— BEGIN Stored rows —

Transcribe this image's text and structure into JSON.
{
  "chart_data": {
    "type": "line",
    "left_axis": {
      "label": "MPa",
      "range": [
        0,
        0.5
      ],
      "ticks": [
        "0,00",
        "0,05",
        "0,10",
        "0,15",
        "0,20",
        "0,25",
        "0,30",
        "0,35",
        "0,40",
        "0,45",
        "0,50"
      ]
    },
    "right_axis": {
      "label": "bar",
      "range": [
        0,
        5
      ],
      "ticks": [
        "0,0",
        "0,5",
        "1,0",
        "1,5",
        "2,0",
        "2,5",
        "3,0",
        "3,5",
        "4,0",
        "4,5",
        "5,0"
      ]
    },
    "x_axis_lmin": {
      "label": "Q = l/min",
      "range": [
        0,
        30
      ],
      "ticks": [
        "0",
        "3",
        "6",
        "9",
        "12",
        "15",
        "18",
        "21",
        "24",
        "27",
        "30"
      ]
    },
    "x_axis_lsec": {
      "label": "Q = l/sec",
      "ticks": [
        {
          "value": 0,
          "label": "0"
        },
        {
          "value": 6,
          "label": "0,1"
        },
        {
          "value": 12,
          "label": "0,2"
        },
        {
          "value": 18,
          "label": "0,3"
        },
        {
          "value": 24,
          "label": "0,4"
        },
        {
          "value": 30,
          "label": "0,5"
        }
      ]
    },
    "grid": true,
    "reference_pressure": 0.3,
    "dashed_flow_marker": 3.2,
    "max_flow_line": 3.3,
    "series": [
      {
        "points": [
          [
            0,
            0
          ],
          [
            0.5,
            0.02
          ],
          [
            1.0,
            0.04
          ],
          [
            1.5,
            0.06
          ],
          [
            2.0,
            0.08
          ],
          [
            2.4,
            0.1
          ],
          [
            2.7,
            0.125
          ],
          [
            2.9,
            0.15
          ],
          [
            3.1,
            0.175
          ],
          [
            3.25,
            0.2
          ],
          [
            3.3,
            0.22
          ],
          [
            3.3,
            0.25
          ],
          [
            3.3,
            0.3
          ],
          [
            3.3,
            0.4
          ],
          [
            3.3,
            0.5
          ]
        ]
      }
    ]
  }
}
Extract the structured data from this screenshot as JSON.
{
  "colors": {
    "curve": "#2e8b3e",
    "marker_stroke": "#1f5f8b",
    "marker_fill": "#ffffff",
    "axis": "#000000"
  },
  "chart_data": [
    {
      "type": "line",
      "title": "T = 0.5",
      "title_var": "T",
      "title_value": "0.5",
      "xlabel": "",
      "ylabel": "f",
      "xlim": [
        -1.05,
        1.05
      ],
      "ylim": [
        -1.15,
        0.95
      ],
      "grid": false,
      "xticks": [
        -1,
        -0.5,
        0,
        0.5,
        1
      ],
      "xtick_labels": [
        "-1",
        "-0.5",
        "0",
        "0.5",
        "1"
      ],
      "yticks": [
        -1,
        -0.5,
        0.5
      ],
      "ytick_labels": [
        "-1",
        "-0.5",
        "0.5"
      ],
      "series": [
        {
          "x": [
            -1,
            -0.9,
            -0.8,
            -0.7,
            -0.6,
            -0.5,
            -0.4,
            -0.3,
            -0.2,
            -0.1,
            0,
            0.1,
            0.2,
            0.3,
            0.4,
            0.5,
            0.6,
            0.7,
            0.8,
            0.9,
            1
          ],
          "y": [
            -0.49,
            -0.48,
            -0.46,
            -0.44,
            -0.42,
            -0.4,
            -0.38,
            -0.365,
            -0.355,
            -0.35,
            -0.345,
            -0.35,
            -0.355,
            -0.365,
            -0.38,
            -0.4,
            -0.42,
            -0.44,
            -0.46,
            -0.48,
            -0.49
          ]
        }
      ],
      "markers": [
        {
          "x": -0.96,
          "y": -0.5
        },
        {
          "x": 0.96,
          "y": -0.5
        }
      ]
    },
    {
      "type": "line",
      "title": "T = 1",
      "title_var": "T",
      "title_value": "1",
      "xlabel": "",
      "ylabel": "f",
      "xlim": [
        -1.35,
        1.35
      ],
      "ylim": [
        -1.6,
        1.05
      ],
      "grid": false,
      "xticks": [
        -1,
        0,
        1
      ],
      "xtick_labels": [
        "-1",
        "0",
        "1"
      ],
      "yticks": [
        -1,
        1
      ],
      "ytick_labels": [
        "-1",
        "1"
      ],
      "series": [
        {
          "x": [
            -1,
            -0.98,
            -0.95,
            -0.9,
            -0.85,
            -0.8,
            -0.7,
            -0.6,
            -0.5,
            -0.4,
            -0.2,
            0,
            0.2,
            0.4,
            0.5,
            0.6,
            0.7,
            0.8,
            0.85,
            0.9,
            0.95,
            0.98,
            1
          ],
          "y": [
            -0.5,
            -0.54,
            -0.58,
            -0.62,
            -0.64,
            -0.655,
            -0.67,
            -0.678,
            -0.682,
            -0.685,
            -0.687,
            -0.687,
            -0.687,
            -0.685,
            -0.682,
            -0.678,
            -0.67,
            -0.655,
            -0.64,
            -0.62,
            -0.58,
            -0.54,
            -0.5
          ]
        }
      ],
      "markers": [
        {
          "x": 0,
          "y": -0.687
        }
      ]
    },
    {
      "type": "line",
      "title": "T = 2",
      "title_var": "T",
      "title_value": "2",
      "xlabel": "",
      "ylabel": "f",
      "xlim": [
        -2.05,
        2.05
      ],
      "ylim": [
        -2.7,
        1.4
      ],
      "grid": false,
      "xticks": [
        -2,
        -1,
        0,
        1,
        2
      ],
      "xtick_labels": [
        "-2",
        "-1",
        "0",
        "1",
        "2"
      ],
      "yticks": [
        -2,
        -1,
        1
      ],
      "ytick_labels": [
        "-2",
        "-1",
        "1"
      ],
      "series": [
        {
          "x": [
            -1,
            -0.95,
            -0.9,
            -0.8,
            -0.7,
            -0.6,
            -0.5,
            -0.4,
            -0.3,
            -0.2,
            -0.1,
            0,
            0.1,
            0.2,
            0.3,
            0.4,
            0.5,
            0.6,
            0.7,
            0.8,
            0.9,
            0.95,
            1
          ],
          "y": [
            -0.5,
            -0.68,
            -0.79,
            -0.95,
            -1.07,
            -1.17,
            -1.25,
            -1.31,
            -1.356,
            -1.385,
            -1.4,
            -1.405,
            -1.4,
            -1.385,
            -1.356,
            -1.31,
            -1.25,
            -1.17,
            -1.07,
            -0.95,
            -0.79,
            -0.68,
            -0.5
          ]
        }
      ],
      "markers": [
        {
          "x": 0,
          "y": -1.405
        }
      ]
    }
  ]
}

— END Stored rows —

• _Short exercise_
Copy out all the entries shown above, character for character.

• _Written answer_
Transcribe this image's text and structure into JSON.
{
  "chart_data": {
    "type": "line",
    "left_axis": {
      "label": "MPa",
      "range": [
        0,
        0.5
      ],
      "ticks": [
        "0,00",
        "0,05",
        "0,10",
        "0,15",
        "0,20",
        "0,25",
        "0,30",
        "0,35",
        "0,40",
        "0,45",
        "0,50"
      ]
    },
    "right_axis": {
      "label": "bar",
      "range": [
        0,
        5
      ],
      "ticks": [
        "0,0",
        "0,5",
        "1,0",
        "1,5",
        "2,0",
        "2,5",
        "3,0",
        "3,5",
        "4,0",
        "4,5",
        "5,0"
      ]
    },
    "x_axis_lmin": {
      "label": "Q = l/min",
      "range": [
        0,
        30
      ],
      "ticks": [
        "0",
        "3",
        "6",
        "9",
        "12",
        "15",
        "18",
        "21",
        "24",
        "27",
        "30"
      ]
    },
    "x_axis_lsec": {
      "label": "Q = l/sec",
      "ticks": [
        {
          "value": 0,
          "label": "0"
        },
        {
          "value": 6,
          "label": "0,1"
        },
        {
          "value": 12,
          "label": "0,2"
        },
        {
          "value": 18,
          "label": "0,3"
        },
        {
          "value": 24,
          "label": "0,4"
        },
        {
          "value": 30,
          "label": "0,5"
        }
      ]
    },
    "grid": true,
    "reference_pressure": 0.3,
    "dashed_flow_marker": 3.2,
    "max_flow_line": 3.3,
    "series": [
      {
        "points": [
          [
            0,
            0
          ],
          [
            0.5,
            0.02
          ],
          [
            1.0,
            0.04
          ],
          [
            1.5,
            0.06
          ],
          [
            2.0,
            0.08
          ],
          [
            2.4,
            0.1
          ],
          [
            2.7,
            0.125
          ],
          [
            2.9,
            0.15
          ],
          [
            3.1,
            0.175
          ],
          [
            3.25,
            0.2
          ],
          [
            3.3,
            0.22
          ],
          [
            3.3,
            0.25
          ],
          [
            3.3,
            0.3
          ],
          [
            3.3,
            0.4
          ],
          [
            3.3,
            0.5
          ]
        ]
      }
    ]
  }
}
Extract the structured data from this screenshot as JSON.
{
  "colors": {
    "curve": "#2e8b3e",
    "marker_stroke": "#1f5f8b",
    "marker_fill": "#ffffff",
    "axis": "#000000"
  },
  "chart_data": [
    {
      "type": "line",
      "title": "T = 0.5",
      "title_var": "T",
      "title_value": "0.5",
      "xlabel": "",
      "ylabel": "f",
      "xlim": [
        -1.05,
        1.05
      ],
      "ylim": [
        -1.15,
        0.95
      ],
      "grid": false,
      "xticks": [
        -1,
        -0.5,
        0,
        0.5,
        1
      ],
      "xtick_labels": [
        "-1",
        "-0.5",
        "0",
        "0.5",
        "1"
      ],
      "yticks": [
        -1,
        -0.5,
        0.5
      ],
      "ytick_labels": [
        "-1",
        "-0.5",
        "0.5"
      ],
      "series": [
        {
          "x": [
            -1,
            -0.9,
            -0.8,
            -0.7,
            -0.6,
            -0.5,
            -0.4,
            -0.3,
            -0.2,
            -0.1,
            0,
            0.1,
            0.2,
            0.3,
            0.4,
            0.5,
            0.6,
            0.7,
            0.8,
            0.9,
            1
          ],
          "y": [
            -0.49,
            -0.48,
            -0.46,
            -0.44,
            -0.42,
            -0.4,
            -0.38,
            -0.365,
            -0.355,
            -0.35,
            -0.345,
            -0.35,
            -0.355,
            -0.365,
            -0.38,
            -0.4,
            -0.42,
            -0.44,
            -0.46,
            -0.48,
            -0.49
          ]
        }
      ],
      "markers": [
        {
          "x": -0.96,
          "y": -0.5
        },
        {
          "x": 0.96,
          "y": -0.5
        }
      ]
    },
    {
      "type": "line",
      "title": "T = 1",
      "title_var": "T",
      "title_value": "1",
      "xlabel": "",
      "ylabel": "f",
      "xlim": [
        -1.35,
        1.35
      ],
      "ylim": [
        -1.6,
        1.05
      ],
      "grid": false,
      "xticks": [
        -1,
        0,
        1
      ],
      "xtick_labels": [
        "-1",
        "0",
        "1"
      ],
      "yticks": [
        -1,
        1
      ],
      "ytick_labels": [
        "-1",
        "1"
      ],
      "series": [
        {
          "x": [
            -1,
            -0.98,
            -0.95,
            -0.9,
            -0.85,
            -0.8,
            -0.7,
            -0.6,
            -0.5,
            -0.4,
            -0.2,
            0,
            0.2,
            0.4,
            0.5,
            0.6,
            0.7,
            0.8,
            0.85,
            0.9,
            0.95,
            0.98,
            1
          ],
          "y": [
            -0.5,
            -0.54,
            -0.58,
            -0.62,
            -0.64,
            -0.655,
            -0.67,
            -0.678,
            -0.682,
            -0.685,
            -0.687,
            -0.687,
            -0.687,
            -0.685,
            -0.682,
            -0.678,
            -0.67,
            -0.655,
            -0.64,
            -0.62,
            -0.58,
            -0.54,
            -0.5
          ]
        }
      ],
      "markers": [
        {
          "x": 0,
          "y": -0.687
        }
      ]
    },
    {
      "type": "line",
      "title": "T = 2",
      "title_var": "T",
      "title_value": "2",
      "xlabel": "",
      "ylabel": "f",
      "xlim": [
        -2.05,
        2.05
      ],
      "ylim": [
        -2.7,
        1.4
      ],
      "grid": false,
      "xticks": [
        -2,
        -1,
        0,
        1,
        2
      ],
      "xtick_labels": [
        "-2",
        "-1",
        "0",
        "1",
        "2"
      ],
      "yticks": [
        -2,
        -1,
        1
      ],
      "ytick_labels": [
        "-2",
        "-1",
        "1"
      ],
      "series": [
        {
          "x": [
            -1,
            -0.95,
            -0.9,
            -0.8,
            -0.7,
            -0.6,
            -0.5,
            -0.4,
            -0.3,
            -0.2,
            -0.1,
            0,
            0.1,
            0.2,
            0.3,
            0.4,
            0.5,
            0.6,
            0.7,
            0.8,
            0.9,
            0.95,
            1
          ],
          "y": [
            -0.5,
            -0.68,
            -0.79,
            -0.95,
            -1.07,
            -1.17,
            -1.25,
            -1.31,
            -1.356,
            -1.385,
            -1.4,
            -1.405,
            -1.4,
            -1.385,
            -1.356,
            -1.31,
            -1.25,
            -1.17,
            -1.07,
            -0.95,
            -0.79,
            -0.68,
            -0.5
          ]
        }
      ],
      "markers": [
        {
          "x": 0,
          "y": -1.405
        }
      ]
    }
  ]
}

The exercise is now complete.